TO DO:
Below are some entries. Copy each line that holds the string "strany".

DATASET EXCERPTS:
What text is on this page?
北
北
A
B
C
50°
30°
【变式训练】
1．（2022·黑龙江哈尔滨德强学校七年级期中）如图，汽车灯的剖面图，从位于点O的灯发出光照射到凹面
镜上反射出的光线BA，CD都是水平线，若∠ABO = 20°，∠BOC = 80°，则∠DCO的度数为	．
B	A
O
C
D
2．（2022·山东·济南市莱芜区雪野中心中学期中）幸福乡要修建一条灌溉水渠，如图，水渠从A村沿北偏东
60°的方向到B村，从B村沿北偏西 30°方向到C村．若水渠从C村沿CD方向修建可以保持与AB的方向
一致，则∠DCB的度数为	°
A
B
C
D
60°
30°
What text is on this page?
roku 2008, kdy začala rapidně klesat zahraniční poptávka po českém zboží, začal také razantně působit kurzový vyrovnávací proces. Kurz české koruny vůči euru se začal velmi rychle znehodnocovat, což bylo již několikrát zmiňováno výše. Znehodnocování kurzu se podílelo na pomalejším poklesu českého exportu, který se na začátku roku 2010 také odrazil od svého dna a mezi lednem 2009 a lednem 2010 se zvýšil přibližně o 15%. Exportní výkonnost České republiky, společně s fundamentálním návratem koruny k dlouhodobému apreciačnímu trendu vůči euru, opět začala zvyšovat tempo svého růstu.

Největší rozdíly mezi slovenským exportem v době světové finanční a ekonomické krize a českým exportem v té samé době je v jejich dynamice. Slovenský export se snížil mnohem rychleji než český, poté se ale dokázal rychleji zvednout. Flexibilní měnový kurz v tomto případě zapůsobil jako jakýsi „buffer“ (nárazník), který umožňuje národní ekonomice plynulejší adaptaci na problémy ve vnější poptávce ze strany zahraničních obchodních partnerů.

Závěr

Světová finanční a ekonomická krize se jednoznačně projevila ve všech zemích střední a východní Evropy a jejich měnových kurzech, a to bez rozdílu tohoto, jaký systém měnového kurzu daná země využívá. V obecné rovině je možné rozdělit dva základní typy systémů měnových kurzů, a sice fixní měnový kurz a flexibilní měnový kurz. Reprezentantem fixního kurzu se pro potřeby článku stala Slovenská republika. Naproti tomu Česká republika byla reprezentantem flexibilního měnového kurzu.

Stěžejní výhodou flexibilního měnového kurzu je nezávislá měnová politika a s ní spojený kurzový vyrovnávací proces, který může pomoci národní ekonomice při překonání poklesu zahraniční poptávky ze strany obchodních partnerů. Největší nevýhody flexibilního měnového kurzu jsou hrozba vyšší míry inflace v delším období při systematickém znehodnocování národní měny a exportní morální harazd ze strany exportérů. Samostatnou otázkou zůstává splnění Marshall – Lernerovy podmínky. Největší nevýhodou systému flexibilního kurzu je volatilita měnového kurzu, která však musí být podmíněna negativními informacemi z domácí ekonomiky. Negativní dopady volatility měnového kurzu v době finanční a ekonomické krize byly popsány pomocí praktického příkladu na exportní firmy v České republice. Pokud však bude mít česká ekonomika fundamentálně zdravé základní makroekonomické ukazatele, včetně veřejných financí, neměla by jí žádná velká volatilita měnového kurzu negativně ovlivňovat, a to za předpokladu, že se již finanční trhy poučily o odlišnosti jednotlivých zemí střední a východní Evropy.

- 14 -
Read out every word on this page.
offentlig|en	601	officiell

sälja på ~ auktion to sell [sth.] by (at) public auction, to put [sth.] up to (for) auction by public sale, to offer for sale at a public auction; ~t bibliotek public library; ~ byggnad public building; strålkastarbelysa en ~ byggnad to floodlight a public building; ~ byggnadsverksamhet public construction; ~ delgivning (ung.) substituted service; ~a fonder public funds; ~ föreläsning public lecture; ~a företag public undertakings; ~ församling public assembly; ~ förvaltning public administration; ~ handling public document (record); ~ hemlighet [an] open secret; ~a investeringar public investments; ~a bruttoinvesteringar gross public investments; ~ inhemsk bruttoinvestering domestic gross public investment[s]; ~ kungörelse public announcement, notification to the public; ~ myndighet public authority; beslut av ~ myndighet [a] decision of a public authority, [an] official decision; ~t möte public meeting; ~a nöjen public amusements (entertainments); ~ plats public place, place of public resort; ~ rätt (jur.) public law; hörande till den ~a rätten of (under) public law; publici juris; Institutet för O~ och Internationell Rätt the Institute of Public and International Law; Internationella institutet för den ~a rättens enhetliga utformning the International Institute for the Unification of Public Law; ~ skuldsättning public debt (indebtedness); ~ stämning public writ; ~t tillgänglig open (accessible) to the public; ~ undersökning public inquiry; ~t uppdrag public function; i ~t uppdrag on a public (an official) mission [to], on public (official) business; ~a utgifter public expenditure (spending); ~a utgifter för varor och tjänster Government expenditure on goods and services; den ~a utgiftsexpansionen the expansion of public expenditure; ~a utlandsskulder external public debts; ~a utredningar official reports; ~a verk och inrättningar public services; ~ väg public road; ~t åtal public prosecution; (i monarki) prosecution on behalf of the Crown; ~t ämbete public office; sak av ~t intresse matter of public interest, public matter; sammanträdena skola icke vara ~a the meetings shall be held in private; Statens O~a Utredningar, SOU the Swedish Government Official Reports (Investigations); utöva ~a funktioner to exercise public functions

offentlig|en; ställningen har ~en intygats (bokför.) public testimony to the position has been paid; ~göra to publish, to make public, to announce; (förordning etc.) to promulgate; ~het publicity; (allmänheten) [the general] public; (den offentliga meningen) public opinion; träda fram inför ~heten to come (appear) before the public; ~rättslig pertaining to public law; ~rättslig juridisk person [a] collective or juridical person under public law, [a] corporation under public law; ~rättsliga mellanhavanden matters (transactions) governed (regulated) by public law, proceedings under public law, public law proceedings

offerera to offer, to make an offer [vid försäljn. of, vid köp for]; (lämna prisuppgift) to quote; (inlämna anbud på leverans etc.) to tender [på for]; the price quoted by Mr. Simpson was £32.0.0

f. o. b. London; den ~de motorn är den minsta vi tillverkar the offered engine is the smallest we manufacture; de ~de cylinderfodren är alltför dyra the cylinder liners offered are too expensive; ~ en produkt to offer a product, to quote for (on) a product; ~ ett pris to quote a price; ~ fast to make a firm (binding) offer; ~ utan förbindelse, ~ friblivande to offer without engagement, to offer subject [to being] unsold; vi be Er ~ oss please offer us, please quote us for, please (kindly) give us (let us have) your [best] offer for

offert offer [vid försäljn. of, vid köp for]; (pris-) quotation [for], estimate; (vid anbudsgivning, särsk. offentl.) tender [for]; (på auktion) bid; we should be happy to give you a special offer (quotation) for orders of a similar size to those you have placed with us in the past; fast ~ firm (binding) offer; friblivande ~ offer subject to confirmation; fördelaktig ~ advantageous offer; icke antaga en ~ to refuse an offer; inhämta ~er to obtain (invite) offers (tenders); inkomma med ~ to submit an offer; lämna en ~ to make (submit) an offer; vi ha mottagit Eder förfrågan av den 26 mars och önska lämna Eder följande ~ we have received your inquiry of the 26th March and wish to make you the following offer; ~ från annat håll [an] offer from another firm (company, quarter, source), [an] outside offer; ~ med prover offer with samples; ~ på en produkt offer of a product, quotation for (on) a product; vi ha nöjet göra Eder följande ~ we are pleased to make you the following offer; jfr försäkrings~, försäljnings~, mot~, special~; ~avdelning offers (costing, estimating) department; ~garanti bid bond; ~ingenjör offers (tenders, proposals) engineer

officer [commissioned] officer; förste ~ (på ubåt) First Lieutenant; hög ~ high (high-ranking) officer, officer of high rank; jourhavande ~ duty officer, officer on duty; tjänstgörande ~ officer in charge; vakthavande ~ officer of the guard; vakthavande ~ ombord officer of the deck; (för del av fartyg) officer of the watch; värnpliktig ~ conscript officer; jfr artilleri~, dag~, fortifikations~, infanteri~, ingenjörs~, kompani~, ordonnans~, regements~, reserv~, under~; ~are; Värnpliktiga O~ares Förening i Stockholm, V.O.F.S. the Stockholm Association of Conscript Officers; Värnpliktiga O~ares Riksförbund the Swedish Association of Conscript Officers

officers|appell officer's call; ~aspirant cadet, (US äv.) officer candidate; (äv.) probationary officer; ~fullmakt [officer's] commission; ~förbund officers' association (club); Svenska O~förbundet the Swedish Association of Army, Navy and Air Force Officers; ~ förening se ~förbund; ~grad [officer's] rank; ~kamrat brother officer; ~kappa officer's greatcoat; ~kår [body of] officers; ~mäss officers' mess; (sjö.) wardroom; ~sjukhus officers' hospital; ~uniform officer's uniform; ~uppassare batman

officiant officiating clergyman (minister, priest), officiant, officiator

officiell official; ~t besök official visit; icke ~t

PROBLEM SOLUTION:
Největší rozdíly mezi slovenským exportem v době světové finanční a ekonomické krize a českým exportem v té samé době je v jejich dynamice. Slovenský export se snížil mnohem rychleji než český, poté se ale dokázal rychleji zvednout. Flexibilní měnový kurz v tomto případě zapůsobil jako jakýsi „buffer“ (nárazník), který umožňuje národní ekonomice plynulejší adaptaci na problémy ve vnější poptávce ze strany zahraničních obchodních partnerů.
Stěžejní výhodou flexibilního měnového kurzu je nezávislá měnová politika a s ní spojený kurzový vyrovnávací proces, který může pomoci národní ekonomice při překonání poklesu zahraniční poptávky ze strany obchodních partnerů. Největší nevýhody flexibilního měnového kurzu jsou hrozba vyšší míry inflace v delším období při systematickém znehodnocování národní měny a exportní morální harazd ze strany exportérů. Samostatnou otázkou zůstává splnění Marshall – Lernerovy podmínky. Největší nevýhodou systému flexibilního kurzu je volatilita měnového kurzu, která však musí být podmíněna negativními informacemi z domácí ekonomiky. Negativní dopady volatility měnového kurzu v době finanční a ekonomické krize byly popsány pomocí praktického příkladu na exportní firmy v České republice. Pokud však bude mít česká ekonomika fundamentálně zdravé základní makroekonomické ukazatele, včetně veřejných financí, neměla by jí žádná velká volatilita měnového kurzu negativně ovlivňovat, a to za předpokladu, že se již finanční trhy poučily o odlišnosti jednotlivých zemí střední a východní Evropy.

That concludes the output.